Identify each line below containing the string "this" and copy it.

>>>

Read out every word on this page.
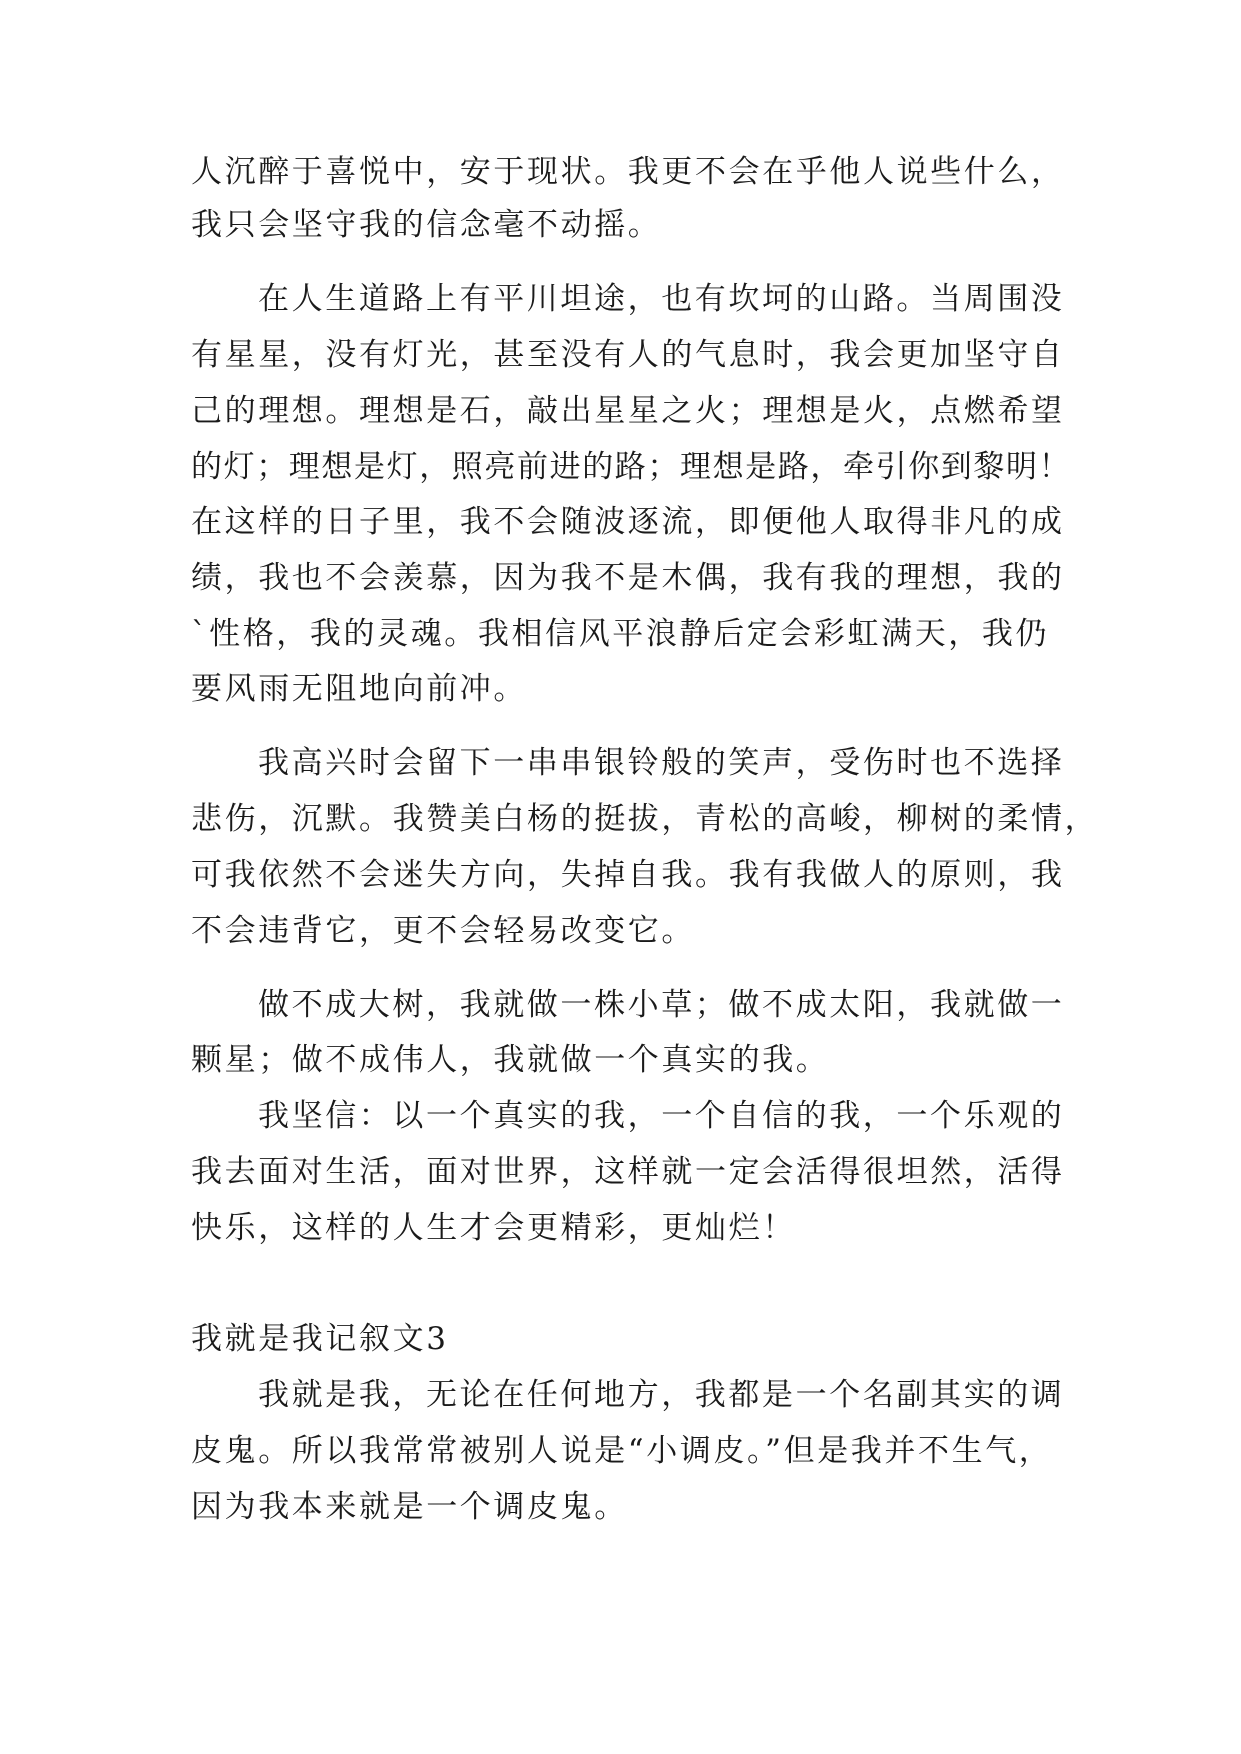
人沉醉于喜悦中，安于现状。我更不会在乎他人说些什么，
我只会坚守我的信念毫不动摇。
在人生道路上有平川坦途，也有坎坷的山路。当周围没
有星星，没有灯光，甚至没有人的气息时，我会更加坚守自
己的理想。理想是石，敲出星星之火；理想是火，点燃希望
的灯；理想是灯，照亮前进的路；理想是路，牵引你到黎明！
在这样的日子里，我不会随波逐流，即便他人取得非凡的成
绩，我也不会羡慕，因为我不是木偶，我有我的理想，我的
`性格，我的灵魂。我相信风平浪静后定会彩虹满天，我仍
要风雨无阻地向前冲。
我高兴时会留下一串串银铃般的笑声，受伤时也不选择
悲伤，沉默。我赞美白杨的挺拔，青松的高峻，柳树的柔情，
可我依然不会迷失方向，失掉自我。我有我做人的原则，我
不会违背它，更不会轻易改变它。
做不成大树，我就做一株小草；做不成太阳，我就做一
颗星；做不成伟人，我就做一个真实的我。
我坚信：以一个真实的我，一个自信的我，一个乐观的
我去面对生活，面对世界，这样就一定会活得很坦然，活得
快乐，这样的人生才会更精彩，更灿烂！
我就是我记叙文3
我就是我，无论在任何地方，我都是一个名副其实的调
皮鬼。所以我常常被别人说是“小调皮。”但是我并不生气，
因为我本来就是一个调皮鬼。
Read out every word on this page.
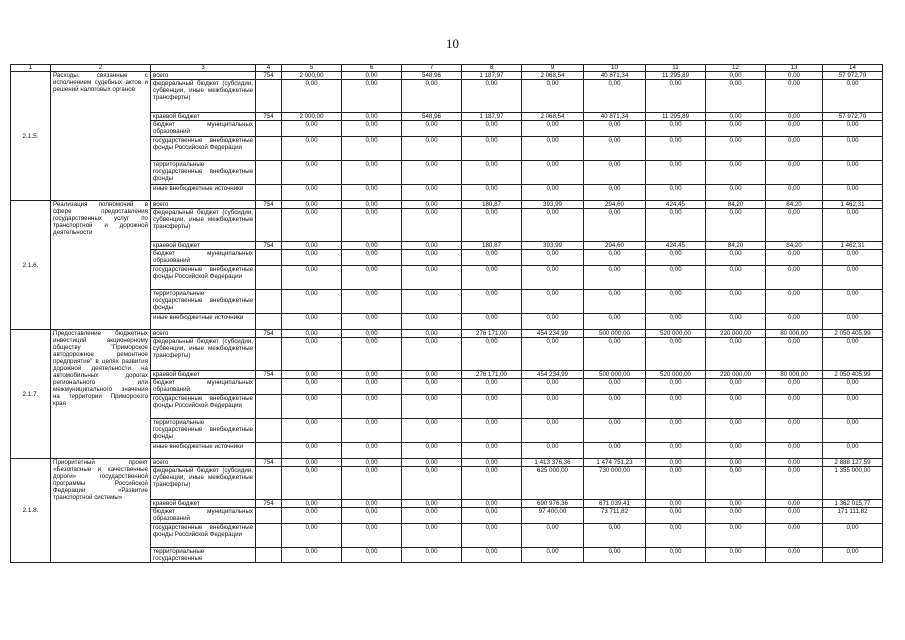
10
1	2	3	4	5	6	7	8	9	10	11	12	13	14
2.1.5.	Расходы, связанные с исполнением судебных актов и решений налоговых органов	всего	754	2 000,00	0,00	548,96	1 187,97	2 068,54	40 871,34	11 295,89	0,00	0,00	57 972,70
		федеральный бюджет (субсидии, субвенции, иные межбюджетные трансферты)		0,00	0,00	0,00	0,00	0,00	0,00	0,00	0,00	0,00	0,00
		краевой бюджет	754	2 000,00	0,00	548,96	1 187,97	2 068,54	40 871,34	11 295,89	0,00	0,00	57 972,70
		бюджет муниципальных образований		0,00	0,00	0,00	0,00	0,00	0,00	0,00	0,00	0,00	0,00
		государственные внебюджетные фонды Российской Федерации		0,00	0,00	0,00	0,00	0,00	0,00	0,00	0,00	0,00	0,00
		территориальные государственные внебюджетные фонды		0,00	0,00	0,00	0,00	0,00	0,00	0,00	0,00	0,00	0,00
		иные внебюджетные источники		0,00	0,00	0,00	0,00	0,00	0,00	0,00	0,00	0,00	0,00
2.1.6.	Реализация полномочий в сфере предоставления государственных услуг по транспортной и дорожной деятельности	всего	754	0,00	0,00	0,00	180,87	393,99	294,60	424,45	84,20	84,20	1 462,31
		федеральный бюджет (субсидии, субвенции, иные межбюджетные трансферты)		0,00	0,00	0,00	0,00	0,00	0,00	0,00	0,00	0,00	0,00
		краевой бюджет	754	0,00	0,00	0,00	180,87	393,99	294,60	424,45	84,20	84,20	1 462,31
		бюджет муниципальных образований		0,00	0,00	0,00	0,00	0,00	0,00	0,00	0,00	0,00	0,00
		государственные внебюджетные фонды Российской Федерации		0,00	0,00	0,00	0,00	0,00	0,00	0,00	0,00	0,00	0,00
		территориальные государственные внебюджетные фонды		0,00	0,00	0,00	0,00	0,00	0,00	0,00	0,00	0,00	0,00
		иные внебюджетные источники		0,00	0,00	0,00	0,00	0,00	0,00	0,00	0,00	0,00	0,00
2.1.7.	Предоставление бюджетных инвестиций акционерному обществу "Приморское автодорожное ремонтное предприятие" в целях развития дорожной деятельности на автомобильных дорогах регионального или межмуниципального значения на территории Приморского края	всего	754	0,00	0,00	0,00	276 171,00	454 234,99	500 000,00	520 000,00	220 000,00	80 000,00	2 050 405,99
		федеральный бюджет (субсидии, субвенции, иные межбюджетные трансферты)		0,00	0,00	0,00	0,00	0,00	0,00	0,00	0,00	0,00	0,00
		краевой бюджет	754	0,00	0,00	0,00	276 171,00	454 234,99	500 000,00	520 000,00	220 000,00	80 000,00	2 050 405,99
		бюджет муниципальных образований		0,00	0,00	0,00	0,00	0,00	0,00	0,00	0,00	0,00	0,00
		государственные внебюджетные фонды Российской Федерации		0,00	0,00	0,00	0,00	0,00	0,00	0,00	0,00	0,00	0,00
		территориальные государственные внебюджетные фонды		0,00	0,00	0,00	0,00	0,00	0,00	0,00	0,00	0,00	0,00
		иные внебюджетные источники		0,00	0,00	0,00	0,00	0,00	0,00	0,00	0,00	0,00	0,00
2.1.8.	Приоритетный проект «Безопасные и качественные дороги» государственной программы Российской Федерации «Развитие транспортной системы»	всего	754	0,00	0,00	0,00	0,00	1 413 376,36	1 474 751,23	0,00	0,00	0,00	2 888 127,59
		федеральный бюджет (субсидии, субвенции, иные межбюджетные трансферты)		0,00	0,00	0,00	0,00	625 000,00	730 000,00	0,00	0,00	0,00	1 355 000,00
		краевой бюджет	754	0,00	0,00	0,00	0,00	690 976,36	671 039,41	0,00	0,00	0,00	1 362 015,77
		бюджет муниципальных образований		0,00	0,00	0,00	0,00	97 400,00	73 711,82	0,00	0,00	0,00	171 111,82
		государственные внебюджетные фонды Российской Федерации		0,00	0,00	0,00	0,00	0,00	0,00	0,00	0,00	0,00	0,00
		территориальные государственные		0,00	0,00	0,00	0,00	0,00	0,00	0,00	0,00	0,00	0,00
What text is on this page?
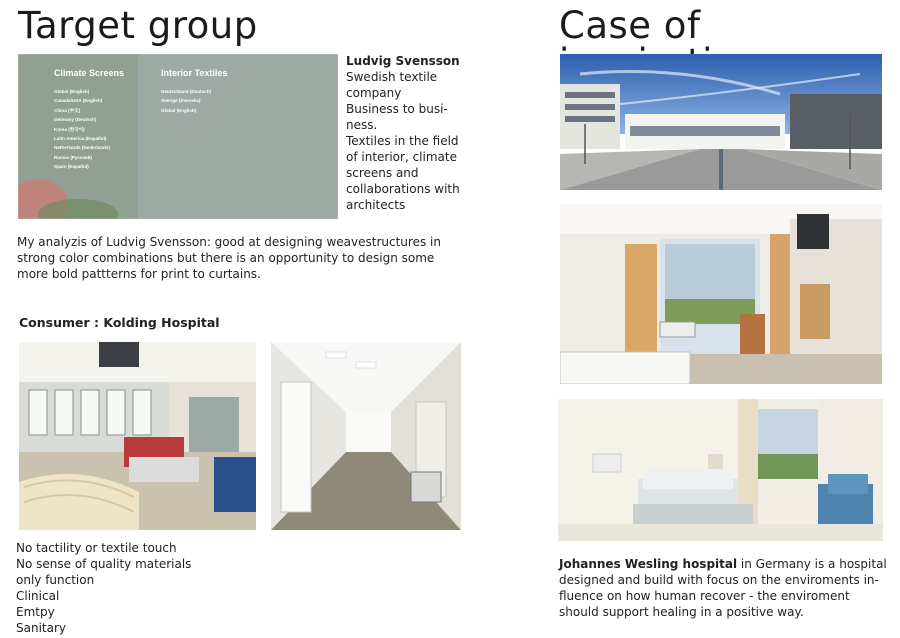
Target group
Climate Screens
Global (English)
Canada/USA (English)
China (中文)
Germany (Deutsch)
Korea (한국어)
Latin America (Español)
Netherlands (Nederlands)
Russia (Русский)
Spain (Español)
Interior Textiles
Deutschland (Deutsch)
Sverige (Svenska)
Global (English)
Ludvig Svensson
Swedish textile
company
Business to busi-
ness.
Textiles in the field
of interior, climate
screens and
collaborations with
architects

My analyzis of Ludvig Svensson: good at designing weavestructures in strong color combinations but there is an opportunity to design some more bold pattterns for print to curtains.

Consumer : Kolding Hospital
No tactility or textile touch
No sense of quality materials
only function
Clinical
Emtpy
Sanitary
Case of

Johannes Wesling hospital in Germany is a hospital designed and build with focus on the enviroments in-fluence on how human recover - the enviroment should support healing in a positive way.
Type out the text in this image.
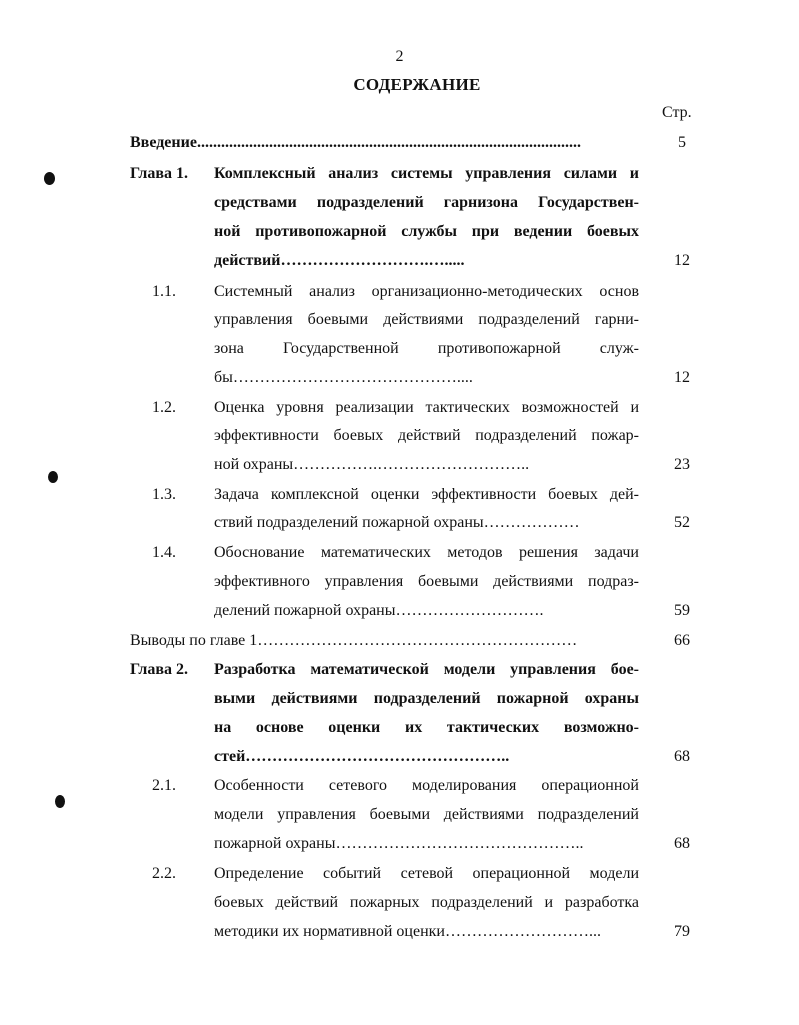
2
СОДЕРЖАНИЕ
Стр.
Введение................................................................................................	5
Глава 1. Комплексный анализ системы управления силами и
средствами подразделений гарнизона Государствен-
ной противопожарной службы при ведении боевых
действий……………………….….....	12
1.1. Системный анализ организационно-методических основ
управления боевыми действиями подразделений гарни-
зона Государственной противопожарной служ-
бы……………………………………....	12
1.2. Оценка уровня реализации тактических возможностей и
эффективности боевых действий подразделений пожар-
ной охраны…………….………………………..	23
1.3. Задача комплексной оценки эффективности боевых дей-
ствий подразделений пожарной охраны………………	52
1.4. Обоснование математических методов решения задачи
эффективного управления боевыми действиями подраз-
делений пожарной охраны……………………….	59
Выводы по главе 1……………………………………………………	66
Глава 2. Разработка математической модели управления бое-
выми действиями подразделений пожарной охраны
на основе оценки их тактических возможно-
стей…………………………………………..	68
2.1. Особенности сетевого моделирования операционной
модели управления боевыми действиями подразделений
пожарной охраны………………………………………..	68
2.2. Определение событий сетевой операционной модели
боевых действий пожарных подразделений и разработка
методики их нормативной оценки………………………...	79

<<<

- EXERCISE ANSWER:
Read out every word on this page.
Read out every word on this page.
What text is on this page?
Type out the text in this image.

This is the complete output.